• **Instruction**:
Scan each line of the records for the word "text" and extract the ones that have it.

[Dataset items]
........

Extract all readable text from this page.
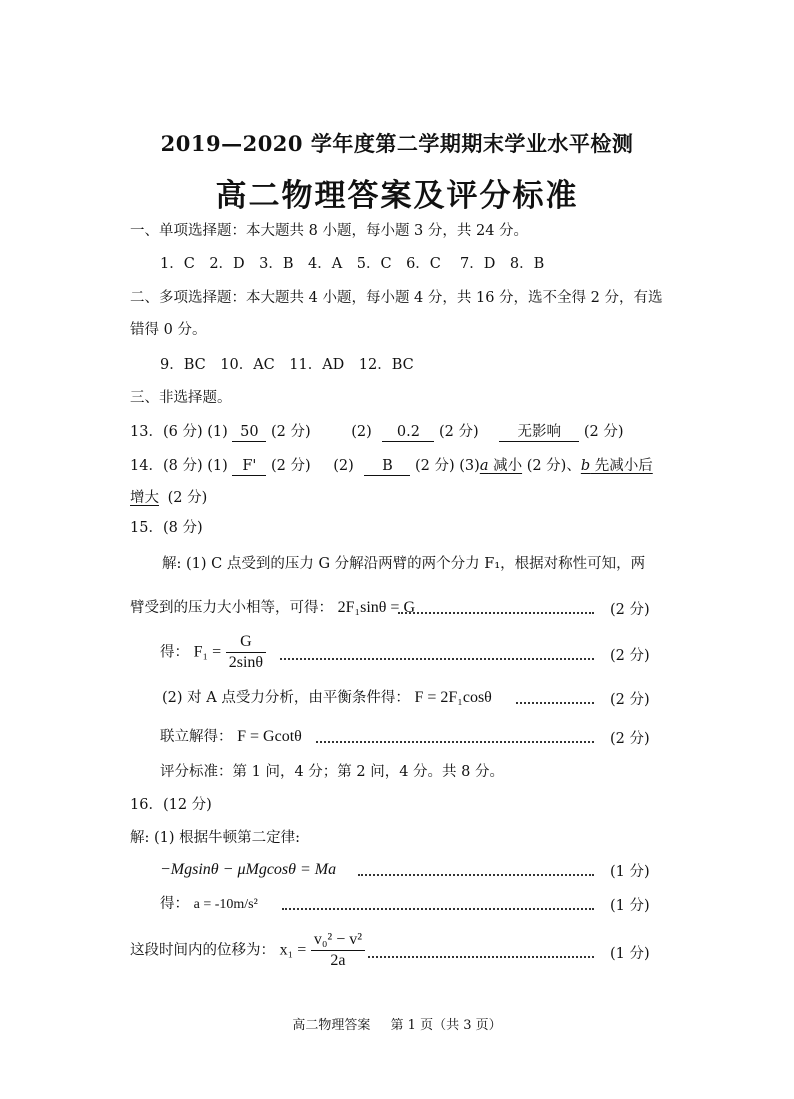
2019—2020 学年度第二学期期末学业水平检测
高二物理答案及评分标准
一、单项选择题：本大题共 8 小题，每小题 3 分，共 24 分。
1．C　2．D　3．B　4．A　5．C　6．C　 7．D　8．B
二、多项选择题：本大题共 4 小题，每小题 4 分，共 16 分，选不全得 2 分，有选
错得 0 分。
9．BC　10．AC　11．AD　12．BC
三、非选择题。
13．(6 分) (1) 50 (2 分)	(2) 0.2 (2 分)	无影响 (2 分)
14．(8 分) (1) F' (2 分) (2) B (2 分) (3)a 减小 (2 分)、b 先减小后
增大 (2 分)
15．(8 分)
解: (1) C 点受到的压力 G 分解沿两臂的两个分力 F₁，根据对称性可知，两
臂受到的压力大小相等，可得： 2F₁sinθ = G	(2 分)
得： $F_1 = \frac{G}{2\sin\theta}$	(2 分)
(2) 对 A 点受力分析，由平衡条件得： F = 2F₁cosθ	(2 分)
联立解得： F = Gcotθ	(2 分)
评分标准：第 1 问，4 分；第 2 问，4 分。共 8 分。
16．(12 分)
解: (1) 根据牛顿第二定律:
−Mgsinθ − μMgcosθ = Ma	(1 分)
得： a = -10m/s²	(1 分)
这段时间内的位移为： $x_1 = \frac{\text{v₀² − v²}}{2a}$	(1 分)
高二物理答案 第 1 页（共 3 页）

........

• **The result**:
Extract all readable text from this page.
这段时间内的位移为： $x_1 = \frac{\text{v₀² − v²}}{2a}$	(1 分)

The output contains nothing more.